WHAT YOU SHOULD DO: From the records below, copy every line that contains the word "Krajobraz".

MATERIAL:
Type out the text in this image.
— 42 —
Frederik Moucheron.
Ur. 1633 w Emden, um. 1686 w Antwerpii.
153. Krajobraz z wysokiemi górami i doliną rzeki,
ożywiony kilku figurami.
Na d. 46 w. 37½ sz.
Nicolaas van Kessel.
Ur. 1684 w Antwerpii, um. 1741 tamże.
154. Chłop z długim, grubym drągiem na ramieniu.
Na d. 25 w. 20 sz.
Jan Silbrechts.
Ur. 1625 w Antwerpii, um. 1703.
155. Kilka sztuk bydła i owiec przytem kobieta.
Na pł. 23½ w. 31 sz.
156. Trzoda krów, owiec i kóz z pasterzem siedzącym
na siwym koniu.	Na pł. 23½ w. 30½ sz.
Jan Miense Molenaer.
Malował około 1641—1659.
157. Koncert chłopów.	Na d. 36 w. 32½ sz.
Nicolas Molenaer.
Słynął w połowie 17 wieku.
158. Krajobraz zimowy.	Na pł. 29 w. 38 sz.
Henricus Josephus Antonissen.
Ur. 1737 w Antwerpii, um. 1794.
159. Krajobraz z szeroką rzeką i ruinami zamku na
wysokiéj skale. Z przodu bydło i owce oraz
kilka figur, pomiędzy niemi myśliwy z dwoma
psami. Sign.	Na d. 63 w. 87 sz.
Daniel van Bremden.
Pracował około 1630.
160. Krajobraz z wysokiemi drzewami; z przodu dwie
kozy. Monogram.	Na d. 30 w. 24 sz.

RESULT BELOW:
153. Krajobraz z wysokiemi górami i doliną rzeki,
158. Krajobraz zimowy.	Na pł. 29 w. 38 sz.
159. Krajobraz z szeroką rzeką i ruinami zamku na
160. Krajobraz z wysokiemi drzewami; z przodu dwie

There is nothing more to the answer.